* [Provided entries]
########################################

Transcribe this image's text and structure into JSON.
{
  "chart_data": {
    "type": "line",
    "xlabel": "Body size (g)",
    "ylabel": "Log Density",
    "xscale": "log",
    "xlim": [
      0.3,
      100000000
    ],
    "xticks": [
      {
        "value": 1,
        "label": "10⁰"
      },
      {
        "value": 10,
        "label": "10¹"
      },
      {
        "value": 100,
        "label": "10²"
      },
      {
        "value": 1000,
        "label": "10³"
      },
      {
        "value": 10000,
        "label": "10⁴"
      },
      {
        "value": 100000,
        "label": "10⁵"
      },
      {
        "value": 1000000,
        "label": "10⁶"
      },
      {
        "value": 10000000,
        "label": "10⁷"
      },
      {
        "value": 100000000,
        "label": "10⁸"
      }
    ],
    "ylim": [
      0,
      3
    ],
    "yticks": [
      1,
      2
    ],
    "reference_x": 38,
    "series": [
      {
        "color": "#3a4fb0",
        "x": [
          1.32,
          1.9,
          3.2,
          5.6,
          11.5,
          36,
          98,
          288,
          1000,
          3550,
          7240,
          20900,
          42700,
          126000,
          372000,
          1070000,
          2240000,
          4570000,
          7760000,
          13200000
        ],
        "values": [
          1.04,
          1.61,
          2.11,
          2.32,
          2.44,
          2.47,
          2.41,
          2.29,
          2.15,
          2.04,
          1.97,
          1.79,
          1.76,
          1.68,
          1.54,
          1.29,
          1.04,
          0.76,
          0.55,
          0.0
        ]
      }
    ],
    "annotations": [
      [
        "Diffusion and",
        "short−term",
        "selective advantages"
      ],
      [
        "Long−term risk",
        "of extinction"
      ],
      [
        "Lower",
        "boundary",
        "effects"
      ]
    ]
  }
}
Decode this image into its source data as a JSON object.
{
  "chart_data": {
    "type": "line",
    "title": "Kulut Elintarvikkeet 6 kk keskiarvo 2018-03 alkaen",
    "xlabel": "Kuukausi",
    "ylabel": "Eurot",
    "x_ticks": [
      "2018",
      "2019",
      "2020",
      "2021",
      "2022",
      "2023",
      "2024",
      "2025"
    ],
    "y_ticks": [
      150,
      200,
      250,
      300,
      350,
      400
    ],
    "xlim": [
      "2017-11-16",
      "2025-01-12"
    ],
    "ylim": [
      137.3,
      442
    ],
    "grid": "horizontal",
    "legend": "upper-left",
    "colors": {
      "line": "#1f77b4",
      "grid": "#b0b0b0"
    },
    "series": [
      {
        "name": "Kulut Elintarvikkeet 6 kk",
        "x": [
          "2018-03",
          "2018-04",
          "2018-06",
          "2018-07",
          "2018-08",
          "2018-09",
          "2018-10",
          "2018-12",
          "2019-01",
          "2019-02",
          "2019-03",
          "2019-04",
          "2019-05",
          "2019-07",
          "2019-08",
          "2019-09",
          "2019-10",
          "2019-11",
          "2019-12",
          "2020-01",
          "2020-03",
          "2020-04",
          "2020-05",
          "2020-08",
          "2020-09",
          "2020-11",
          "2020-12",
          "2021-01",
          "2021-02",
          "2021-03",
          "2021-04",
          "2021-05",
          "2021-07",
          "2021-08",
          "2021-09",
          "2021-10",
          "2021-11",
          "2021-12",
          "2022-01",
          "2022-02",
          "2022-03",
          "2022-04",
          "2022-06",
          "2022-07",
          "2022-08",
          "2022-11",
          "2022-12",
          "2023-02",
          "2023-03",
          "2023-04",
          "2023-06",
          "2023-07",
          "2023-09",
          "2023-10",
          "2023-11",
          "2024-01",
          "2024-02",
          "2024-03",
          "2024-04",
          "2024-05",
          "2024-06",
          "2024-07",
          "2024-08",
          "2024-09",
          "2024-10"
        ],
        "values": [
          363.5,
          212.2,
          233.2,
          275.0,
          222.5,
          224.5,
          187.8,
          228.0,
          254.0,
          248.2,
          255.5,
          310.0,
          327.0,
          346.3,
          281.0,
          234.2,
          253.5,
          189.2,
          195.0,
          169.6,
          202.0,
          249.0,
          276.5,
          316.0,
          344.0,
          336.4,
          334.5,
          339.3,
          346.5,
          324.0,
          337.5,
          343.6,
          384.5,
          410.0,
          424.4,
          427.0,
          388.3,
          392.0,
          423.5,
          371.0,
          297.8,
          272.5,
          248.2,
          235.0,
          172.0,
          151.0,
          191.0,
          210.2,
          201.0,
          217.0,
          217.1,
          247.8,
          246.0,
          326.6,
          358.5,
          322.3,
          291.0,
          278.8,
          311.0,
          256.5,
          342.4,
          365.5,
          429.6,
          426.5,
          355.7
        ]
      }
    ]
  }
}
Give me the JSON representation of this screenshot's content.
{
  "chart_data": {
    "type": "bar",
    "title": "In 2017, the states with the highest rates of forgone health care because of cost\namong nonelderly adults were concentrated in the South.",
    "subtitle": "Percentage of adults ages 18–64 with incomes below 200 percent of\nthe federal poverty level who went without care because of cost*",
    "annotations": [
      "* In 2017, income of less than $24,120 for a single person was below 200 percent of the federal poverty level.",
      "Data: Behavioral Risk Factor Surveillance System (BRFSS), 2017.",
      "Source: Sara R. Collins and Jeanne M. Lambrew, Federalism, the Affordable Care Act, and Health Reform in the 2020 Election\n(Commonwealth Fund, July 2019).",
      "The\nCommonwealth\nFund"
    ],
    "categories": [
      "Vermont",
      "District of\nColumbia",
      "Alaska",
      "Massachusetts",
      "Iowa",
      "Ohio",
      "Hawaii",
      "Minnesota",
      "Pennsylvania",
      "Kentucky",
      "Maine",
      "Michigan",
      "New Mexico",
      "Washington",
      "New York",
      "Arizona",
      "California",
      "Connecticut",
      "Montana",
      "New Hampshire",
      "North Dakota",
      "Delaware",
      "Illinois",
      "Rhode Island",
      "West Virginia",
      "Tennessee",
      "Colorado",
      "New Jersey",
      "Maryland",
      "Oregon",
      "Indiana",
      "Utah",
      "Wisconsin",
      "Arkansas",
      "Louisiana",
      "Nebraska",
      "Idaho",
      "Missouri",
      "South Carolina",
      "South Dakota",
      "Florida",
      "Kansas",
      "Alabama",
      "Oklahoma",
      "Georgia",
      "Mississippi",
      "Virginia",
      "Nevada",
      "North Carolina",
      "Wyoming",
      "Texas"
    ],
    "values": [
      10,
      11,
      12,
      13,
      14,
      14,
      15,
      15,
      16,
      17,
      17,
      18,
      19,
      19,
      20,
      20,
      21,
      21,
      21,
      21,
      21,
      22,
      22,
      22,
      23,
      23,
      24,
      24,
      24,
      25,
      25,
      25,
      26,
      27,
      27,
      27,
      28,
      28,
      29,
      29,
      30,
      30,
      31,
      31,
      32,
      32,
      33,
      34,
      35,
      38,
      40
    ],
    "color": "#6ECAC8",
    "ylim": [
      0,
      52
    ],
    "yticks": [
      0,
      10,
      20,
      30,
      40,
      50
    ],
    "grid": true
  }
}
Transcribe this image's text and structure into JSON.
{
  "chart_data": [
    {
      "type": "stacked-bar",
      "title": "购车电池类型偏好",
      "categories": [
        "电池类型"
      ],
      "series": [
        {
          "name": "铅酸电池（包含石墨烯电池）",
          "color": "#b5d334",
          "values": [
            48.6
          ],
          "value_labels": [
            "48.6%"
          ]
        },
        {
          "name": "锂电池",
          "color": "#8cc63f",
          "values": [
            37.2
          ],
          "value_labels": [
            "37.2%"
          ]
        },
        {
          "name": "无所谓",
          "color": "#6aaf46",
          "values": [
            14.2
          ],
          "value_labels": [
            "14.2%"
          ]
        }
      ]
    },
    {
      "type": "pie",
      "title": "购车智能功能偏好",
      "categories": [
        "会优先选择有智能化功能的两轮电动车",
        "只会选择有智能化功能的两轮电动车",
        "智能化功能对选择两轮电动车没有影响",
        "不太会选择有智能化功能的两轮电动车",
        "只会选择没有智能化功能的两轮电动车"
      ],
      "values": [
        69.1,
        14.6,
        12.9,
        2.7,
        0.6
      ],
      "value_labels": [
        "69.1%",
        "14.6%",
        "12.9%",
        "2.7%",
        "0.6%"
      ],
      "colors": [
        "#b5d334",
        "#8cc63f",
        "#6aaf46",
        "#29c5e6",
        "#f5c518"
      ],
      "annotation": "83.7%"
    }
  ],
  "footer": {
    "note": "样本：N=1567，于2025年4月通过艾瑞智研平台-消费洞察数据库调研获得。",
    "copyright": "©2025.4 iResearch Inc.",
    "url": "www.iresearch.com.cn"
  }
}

########################################

* [Problem to solve]
Go through the records. Copy each line where "name" appears.

* [Answer for the task]
        "name": "Kulut Elintarvikkeet 6 kk",
          "name": "铅酸电池（包含石墨烯电池）",
          "name": "锂电池",
          "name": "无所谓",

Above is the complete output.